--- Begin RECORDS ---
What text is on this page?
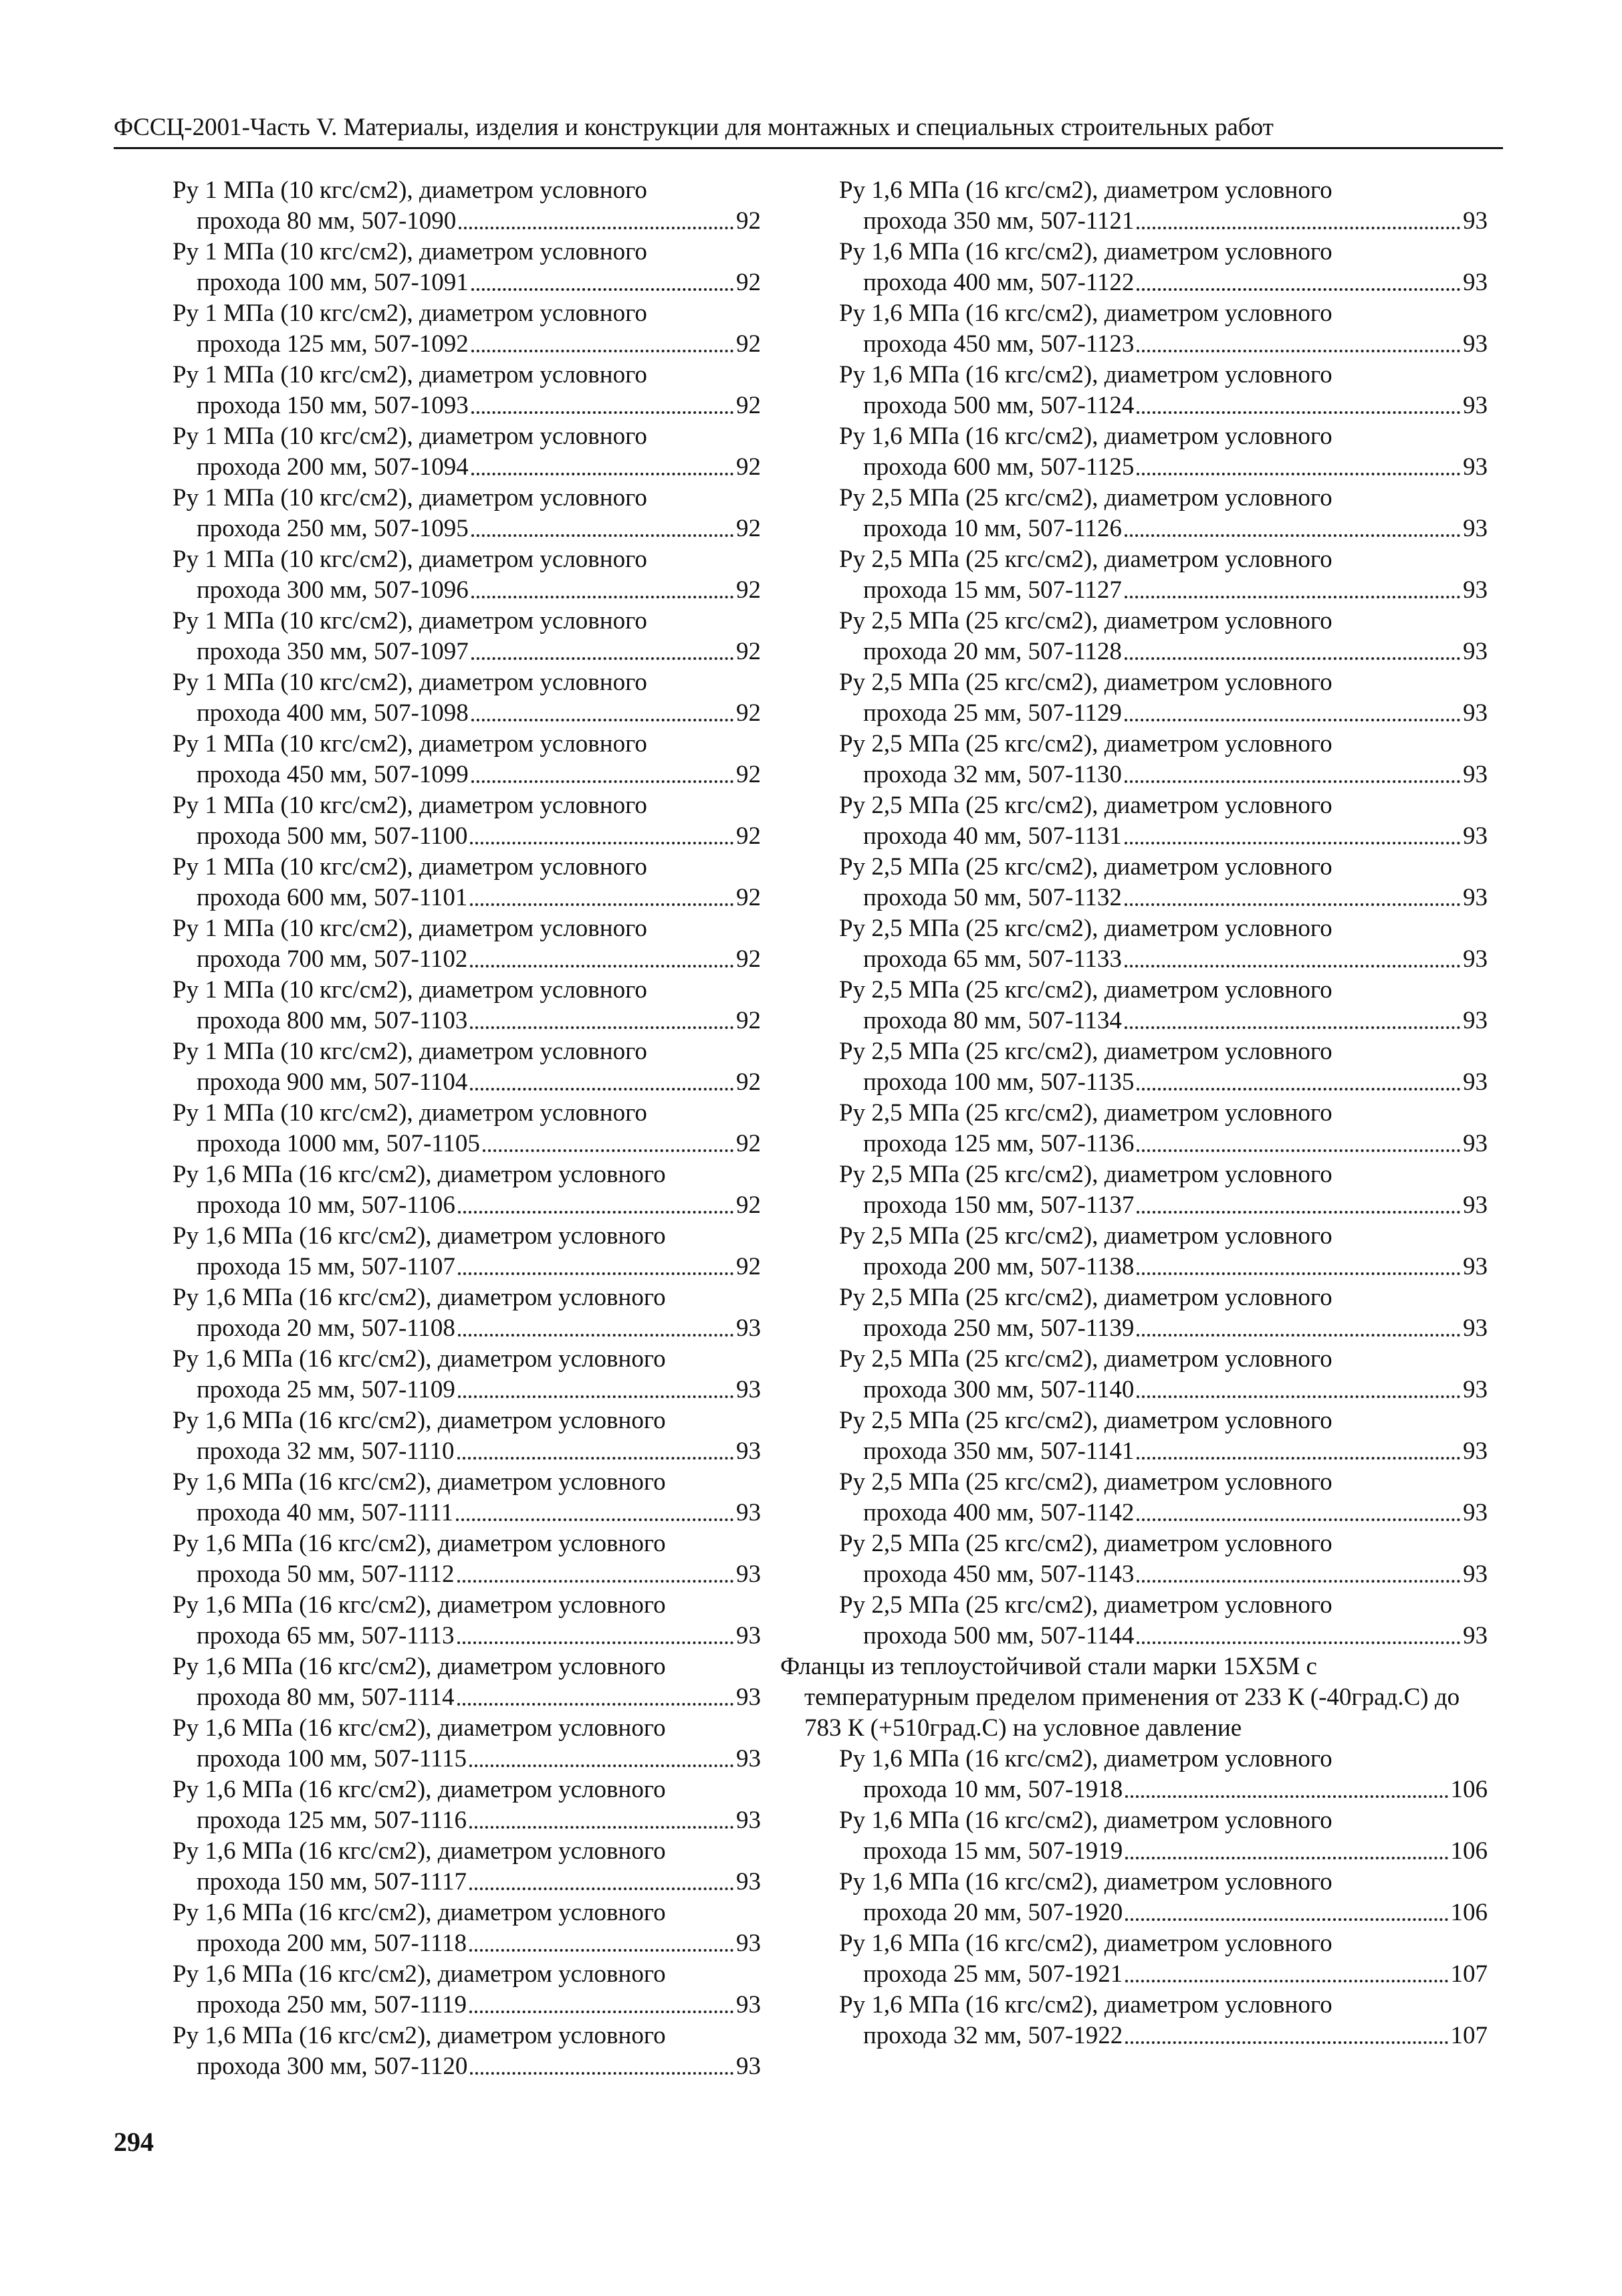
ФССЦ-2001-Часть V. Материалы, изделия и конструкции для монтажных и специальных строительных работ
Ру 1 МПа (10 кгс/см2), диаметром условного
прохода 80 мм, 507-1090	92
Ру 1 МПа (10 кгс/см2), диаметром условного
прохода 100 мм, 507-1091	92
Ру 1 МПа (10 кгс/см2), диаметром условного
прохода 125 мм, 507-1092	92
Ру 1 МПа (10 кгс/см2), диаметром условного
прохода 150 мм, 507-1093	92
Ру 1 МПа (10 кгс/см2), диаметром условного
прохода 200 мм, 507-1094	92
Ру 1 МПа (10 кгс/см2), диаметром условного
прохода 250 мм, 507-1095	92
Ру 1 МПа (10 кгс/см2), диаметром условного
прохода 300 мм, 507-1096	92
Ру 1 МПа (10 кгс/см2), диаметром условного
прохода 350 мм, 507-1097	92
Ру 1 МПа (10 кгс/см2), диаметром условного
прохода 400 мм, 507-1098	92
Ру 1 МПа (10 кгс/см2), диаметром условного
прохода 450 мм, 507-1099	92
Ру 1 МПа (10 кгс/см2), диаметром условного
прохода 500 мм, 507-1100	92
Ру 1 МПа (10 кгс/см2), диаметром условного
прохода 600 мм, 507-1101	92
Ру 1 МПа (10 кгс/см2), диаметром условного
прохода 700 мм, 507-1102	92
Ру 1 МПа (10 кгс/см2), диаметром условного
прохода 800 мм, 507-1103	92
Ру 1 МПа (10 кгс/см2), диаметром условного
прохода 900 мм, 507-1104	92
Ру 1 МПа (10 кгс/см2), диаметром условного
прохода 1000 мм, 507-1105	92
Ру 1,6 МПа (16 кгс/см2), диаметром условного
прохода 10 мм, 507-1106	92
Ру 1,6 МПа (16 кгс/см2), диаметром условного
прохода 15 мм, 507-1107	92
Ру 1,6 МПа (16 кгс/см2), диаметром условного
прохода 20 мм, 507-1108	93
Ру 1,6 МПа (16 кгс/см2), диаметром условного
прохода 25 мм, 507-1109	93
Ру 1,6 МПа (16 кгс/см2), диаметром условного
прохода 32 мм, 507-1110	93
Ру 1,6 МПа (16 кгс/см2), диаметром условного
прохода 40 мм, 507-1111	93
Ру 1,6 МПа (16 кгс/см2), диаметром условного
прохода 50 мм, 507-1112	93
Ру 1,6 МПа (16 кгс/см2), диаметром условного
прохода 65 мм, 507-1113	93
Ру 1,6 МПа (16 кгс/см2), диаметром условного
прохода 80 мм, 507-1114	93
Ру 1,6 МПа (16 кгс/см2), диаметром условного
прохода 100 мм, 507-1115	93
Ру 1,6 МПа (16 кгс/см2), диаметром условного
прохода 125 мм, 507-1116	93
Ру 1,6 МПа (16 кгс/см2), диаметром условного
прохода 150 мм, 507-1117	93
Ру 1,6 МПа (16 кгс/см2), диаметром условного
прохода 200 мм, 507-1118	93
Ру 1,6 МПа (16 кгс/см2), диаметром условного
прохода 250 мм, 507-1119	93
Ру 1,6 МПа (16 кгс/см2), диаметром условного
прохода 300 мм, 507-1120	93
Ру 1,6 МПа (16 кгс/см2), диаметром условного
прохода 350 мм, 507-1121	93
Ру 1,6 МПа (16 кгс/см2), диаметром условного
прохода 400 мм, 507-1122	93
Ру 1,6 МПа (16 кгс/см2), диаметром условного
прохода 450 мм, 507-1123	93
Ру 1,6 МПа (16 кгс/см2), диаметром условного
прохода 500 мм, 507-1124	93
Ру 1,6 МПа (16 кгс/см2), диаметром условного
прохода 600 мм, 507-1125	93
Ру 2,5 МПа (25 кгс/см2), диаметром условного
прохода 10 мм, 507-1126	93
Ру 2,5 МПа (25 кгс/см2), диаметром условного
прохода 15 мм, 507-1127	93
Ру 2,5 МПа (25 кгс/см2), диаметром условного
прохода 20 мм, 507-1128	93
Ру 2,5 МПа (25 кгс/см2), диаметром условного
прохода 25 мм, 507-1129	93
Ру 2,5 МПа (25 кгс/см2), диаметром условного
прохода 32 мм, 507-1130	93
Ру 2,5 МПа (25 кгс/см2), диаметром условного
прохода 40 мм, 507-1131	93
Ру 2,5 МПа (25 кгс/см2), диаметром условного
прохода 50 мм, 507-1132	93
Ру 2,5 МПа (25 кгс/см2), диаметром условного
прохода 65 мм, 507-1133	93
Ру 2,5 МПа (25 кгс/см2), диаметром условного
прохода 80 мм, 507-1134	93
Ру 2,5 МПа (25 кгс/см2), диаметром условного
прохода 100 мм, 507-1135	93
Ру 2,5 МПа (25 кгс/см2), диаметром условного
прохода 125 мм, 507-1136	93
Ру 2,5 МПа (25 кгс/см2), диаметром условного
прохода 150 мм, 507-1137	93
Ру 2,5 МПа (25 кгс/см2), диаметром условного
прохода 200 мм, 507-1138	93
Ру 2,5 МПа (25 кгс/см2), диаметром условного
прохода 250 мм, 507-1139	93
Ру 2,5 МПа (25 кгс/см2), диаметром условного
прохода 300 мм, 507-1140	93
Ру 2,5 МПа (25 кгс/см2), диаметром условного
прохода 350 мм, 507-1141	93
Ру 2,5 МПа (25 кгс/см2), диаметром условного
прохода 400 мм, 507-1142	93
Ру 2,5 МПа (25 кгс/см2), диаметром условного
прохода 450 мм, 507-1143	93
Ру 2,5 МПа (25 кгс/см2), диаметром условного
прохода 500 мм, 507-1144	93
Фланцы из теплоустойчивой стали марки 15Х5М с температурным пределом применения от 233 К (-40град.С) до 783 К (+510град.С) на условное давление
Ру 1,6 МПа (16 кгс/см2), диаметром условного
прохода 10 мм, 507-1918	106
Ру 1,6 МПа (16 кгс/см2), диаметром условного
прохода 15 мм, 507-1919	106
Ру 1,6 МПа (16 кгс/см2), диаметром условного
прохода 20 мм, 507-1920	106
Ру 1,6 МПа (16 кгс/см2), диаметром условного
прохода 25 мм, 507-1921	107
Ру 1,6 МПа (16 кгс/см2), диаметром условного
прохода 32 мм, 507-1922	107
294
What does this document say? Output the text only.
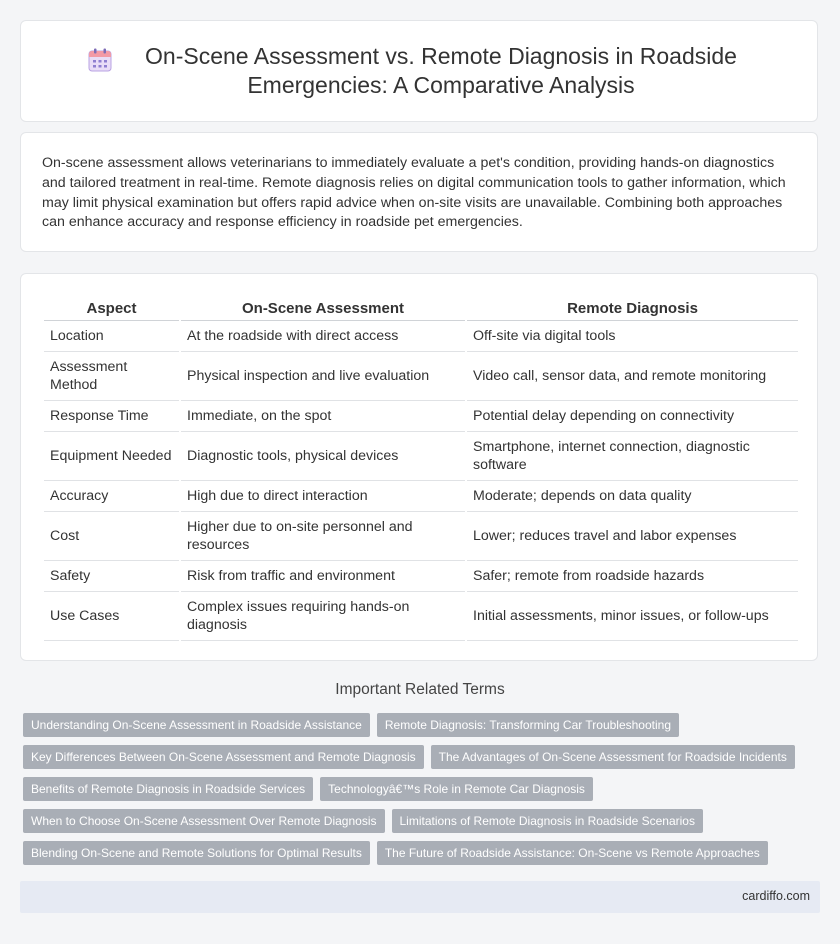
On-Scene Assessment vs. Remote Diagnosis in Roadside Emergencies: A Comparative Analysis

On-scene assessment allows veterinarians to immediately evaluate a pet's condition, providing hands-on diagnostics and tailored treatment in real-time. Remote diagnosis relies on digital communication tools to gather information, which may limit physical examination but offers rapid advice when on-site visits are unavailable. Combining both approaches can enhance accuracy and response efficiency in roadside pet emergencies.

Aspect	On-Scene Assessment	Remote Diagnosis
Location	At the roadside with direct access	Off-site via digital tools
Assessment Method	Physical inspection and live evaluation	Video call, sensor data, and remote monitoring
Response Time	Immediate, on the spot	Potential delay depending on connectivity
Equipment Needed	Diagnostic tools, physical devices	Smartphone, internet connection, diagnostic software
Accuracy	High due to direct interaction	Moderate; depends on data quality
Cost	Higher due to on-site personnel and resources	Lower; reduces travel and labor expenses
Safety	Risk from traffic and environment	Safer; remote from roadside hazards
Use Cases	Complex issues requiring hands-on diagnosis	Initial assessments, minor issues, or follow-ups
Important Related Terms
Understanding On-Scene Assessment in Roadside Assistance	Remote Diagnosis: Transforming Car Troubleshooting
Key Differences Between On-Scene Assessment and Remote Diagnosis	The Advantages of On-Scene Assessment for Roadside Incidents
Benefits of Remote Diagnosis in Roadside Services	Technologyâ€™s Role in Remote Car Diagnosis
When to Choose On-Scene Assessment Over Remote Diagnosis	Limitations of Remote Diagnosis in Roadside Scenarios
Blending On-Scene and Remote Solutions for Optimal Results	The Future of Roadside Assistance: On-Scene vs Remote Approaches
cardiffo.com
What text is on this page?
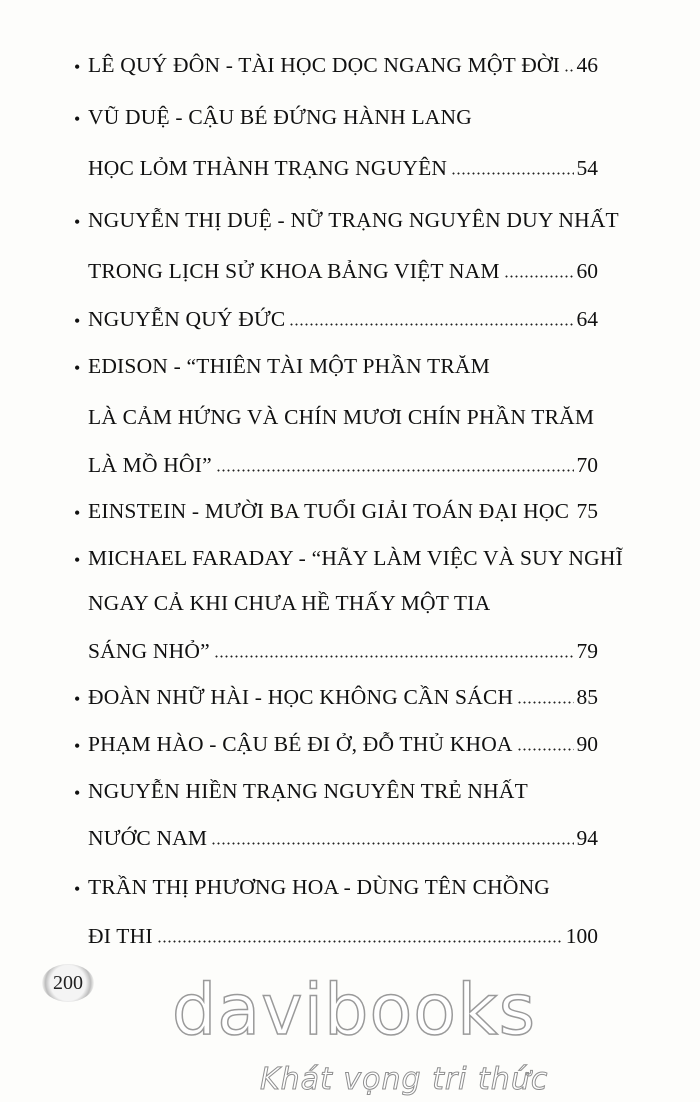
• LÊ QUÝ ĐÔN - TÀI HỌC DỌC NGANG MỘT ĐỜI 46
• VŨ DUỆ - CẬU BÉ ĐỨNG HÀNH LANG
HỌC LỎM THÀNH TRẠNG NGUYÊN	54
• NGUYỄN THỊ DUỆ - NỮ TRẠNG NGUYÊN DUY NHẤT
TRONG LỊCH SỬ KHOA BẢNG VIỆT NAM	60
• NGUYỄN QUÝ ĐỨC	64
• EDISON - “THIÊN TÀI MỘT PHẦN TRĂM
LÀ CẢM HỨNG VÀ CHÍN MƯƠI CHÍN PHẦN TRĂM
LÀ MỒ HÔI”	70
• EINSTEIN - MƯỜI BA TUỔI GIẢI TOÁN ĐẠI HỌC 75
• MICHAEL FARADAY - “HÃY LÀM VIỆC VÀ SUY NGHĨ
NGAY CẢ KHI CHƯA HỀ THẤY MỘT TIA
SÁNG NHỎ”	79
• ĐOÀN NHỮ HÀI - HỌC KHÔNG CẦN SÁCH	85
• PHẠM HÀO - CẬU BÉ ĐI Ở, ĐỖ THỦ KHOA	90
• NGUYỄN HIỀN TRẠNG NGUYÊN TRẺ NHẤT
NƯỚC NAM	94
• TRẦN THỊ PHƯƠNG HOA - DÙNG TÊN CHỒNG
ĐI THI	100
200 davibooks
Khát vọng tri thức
--- End RECORDS ---
*SHORT TASK*: Check each line of the entries for the string "KHOA". Copy the lines that have it.

*EXERCISE SOLUTION*:
TRONG LỊCH SỬ KHOA BẢNG VIỆT NAM	60
• PHẠM HÀO - CẬU BÉ ĐI Ở, ĐỖ THỦ KHOA	90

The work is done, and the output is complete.